— Start —
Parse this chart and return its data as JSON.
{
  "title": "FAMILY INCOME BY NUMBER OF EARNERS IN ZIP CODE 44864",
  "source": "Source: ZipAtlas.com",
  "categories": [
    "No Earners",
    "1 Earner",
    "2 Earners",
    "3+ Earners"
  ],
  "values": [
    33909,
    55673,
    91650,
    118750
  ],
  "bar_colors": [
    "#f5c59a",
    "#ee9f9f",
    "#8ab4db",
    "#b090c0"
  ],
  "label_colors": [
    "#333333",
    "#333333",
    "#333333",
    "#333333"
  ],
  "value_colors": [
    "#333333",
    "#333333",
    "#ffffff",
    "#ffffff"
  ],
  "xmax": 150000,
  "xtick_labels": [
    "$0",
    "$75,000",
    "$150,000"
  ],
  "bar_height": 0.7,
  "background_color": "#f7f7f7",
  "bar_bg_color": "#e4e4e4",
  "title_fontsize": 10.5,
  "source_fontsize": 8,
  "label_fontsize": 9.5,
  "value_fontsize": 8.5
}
— End —
Exercise objective =
Working from the material above, retype it in its entirety without change.

Finished exercise =
Parse this chart and return its data as JSON.
{
  "title": "FAMILY INCOME BY NUMBER OF EARNERS IN ZIP CODE 44864",
  "source": "Source: ZipAtlas.com",
  "categories": [
    "No Earners",
    "1 Earner",
    "2 Earners",
    "3+ Earners"
  ],
  "values": [
    33909,
    55673,
    91650,
    118750
  ],
  "bar_colors": [
    "#f5c59a",
    "#ee9f9f",
    "#8ab4db",
    "#b090c0"
  ],
  "label_colors": [
    "#333333",
    "#333333",
    "#333333",
    "#333333"
  ],
  "value_colors": [
    "#333333",
    "#333333",
    "#ffffff",
    "#ffffff"
  ],
  "xmax": 150000,
  "xtick_labels": [
    "$0",
    "$75,000",
    "$150,000"
  ],
  "bar_height": 0.7,
  "background_color": "#f7f7f7",
  "bar_bg_color": "#e4e4e4",
  "title_fontsize": 10.5,
  "source_fontsize": 8,
  "label_fontsize": 9.5,
  "value_fontsize": 8.5
}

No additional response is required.